**What to produce**
Look through the records below and collect all lines that hold the string "only".

━━ Source material ━━

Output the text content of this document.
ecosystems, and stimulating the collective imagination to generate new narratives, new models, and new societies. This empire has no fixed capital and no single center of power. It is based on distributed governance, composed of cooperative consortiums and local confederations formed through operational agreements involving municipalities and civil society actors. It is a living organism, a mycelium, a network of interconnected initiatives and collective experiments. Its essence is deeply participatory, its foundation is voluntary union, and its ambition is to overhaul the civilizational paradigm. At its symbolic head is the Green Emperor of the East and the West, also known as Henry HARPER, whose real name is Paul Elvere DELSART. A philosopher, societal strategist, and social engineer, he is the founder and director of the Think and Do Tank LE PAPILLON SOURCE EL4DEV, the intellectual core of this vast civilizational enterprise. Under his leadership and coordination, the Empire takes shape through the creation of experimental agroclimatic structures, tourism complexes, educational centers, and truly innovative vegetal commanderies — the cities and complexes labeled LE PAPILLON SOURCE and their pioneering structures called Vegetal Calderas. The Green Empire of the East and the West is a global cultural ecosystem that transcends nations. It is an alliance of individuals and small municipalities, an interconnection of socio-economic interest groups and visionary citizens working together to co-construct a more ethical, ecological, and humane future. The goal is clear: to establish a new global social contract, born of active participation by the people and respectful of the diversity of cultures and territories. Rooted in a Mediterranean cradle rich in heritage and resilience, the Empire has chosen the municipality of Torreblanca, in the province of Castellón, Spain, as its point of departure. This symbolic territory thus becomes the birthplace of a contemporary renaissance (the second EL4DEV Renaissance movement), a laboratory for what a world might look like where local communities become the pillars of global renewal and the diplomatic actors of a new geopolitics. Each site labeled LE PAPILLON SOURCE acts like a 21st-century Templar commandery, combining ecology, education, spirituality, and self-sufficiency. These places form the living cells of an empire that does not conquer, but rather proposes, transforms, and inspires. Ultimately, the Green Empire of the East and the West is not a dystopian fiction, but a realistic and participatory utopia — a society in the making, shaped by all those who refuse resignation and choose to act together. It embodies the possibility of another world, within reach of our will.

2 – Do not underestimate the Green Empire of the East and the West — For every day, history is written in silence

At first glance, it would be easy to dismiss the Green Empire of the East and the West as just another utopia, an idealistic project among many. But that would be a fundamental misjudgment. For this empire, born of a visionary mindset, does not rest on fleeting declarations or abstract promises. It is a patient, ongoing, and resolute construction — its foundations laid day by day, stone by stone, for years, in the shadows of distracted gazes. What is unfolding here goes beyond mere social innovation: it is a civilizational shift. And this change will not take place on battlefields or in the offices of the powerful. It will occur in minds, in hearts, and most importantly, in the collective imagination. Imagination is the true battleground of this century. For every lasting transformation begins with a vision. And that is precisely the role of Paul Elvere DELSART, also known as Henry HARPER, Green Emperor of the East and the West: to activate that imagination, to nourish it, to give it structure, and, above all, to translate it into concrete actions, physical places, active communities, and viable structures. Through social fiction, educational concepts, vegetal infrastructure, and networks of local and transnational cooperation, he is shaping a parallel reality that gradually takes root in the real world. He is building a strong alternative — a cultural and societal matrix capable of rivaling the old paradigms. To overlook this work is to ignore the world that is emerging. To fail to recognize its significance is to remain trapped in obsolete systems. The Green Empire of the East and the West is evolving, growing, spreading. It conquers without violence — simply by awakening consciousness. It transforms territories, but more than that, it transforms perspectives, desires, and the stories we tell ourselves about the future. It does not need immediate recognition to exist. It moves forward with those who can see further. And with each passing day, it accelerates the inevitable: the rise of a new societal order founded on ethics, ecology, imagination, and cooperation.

━━━
━━ Source material ━━

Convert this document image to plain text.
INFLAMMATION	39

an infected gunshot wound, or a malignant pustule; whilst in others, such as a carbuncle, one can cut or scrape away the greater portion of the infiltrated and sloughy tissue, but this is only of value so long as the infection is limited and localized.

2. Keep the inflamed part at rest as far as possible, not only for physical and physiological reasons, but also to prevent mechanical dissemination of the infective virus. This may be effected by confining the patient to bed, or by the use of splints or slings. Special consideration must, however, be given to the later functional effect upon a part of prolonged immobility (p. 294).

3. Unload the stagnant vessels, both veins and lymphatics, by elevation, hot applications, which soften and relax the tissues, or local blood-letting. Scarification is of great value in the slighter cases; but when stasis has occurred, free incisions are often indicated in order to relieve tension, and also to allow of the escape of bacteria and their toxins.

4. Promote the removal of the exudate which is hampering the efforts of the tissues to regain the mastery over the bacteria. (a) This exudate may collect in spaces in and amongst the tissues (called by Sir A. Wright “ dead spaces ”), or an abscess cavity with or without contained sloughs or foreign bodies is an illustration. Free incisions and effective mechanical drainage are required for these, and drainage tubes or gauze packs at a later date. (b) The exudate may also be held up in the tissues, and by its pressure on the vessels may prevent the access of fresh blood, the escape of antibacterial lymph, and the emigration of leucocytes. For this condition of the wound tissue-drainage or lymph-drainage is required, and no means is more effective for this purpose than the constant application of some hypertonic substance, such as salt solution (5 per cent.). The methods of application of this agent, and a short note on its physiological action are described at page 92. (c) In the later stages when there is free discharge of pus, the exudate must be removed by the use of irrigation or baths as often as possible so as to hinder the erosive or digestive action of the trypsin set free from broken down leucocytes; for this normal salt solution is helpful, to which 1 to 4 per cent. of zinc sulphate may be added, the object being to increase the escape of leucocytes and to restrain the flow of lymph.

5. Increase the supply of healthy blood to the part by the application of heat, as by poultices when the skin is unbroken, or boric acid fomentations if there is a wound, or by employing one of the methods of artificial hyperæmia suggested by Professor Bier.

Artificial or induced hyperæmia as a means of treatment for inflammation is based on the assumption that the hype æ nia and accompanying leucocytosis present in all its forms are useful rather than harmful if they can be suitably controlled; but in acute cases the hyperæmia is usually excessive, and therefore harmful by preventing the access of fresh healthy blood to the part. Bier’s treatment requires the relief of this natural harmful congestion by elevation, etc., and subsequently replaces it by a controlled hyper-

━━━

**Exercise response**
an infected gunshot wound, or a malignant pustule; whilst in others, such as a carbuncle, one can cut or scrape away the greater portion of the infiltrated and sloughy tissue, but this is only of value so long as the infection is limited and localized.
2. Keep the inflamed part at rest as far as possible, not only for physical and physiological reasons, but also to prevent mechanical dissemination of the infective virus. This may be effected by confining the patient to bed, or by the use of splints or slings. Special consideration must, however, be given to the later functional effect upon a part of prolonged immobility (p. 294).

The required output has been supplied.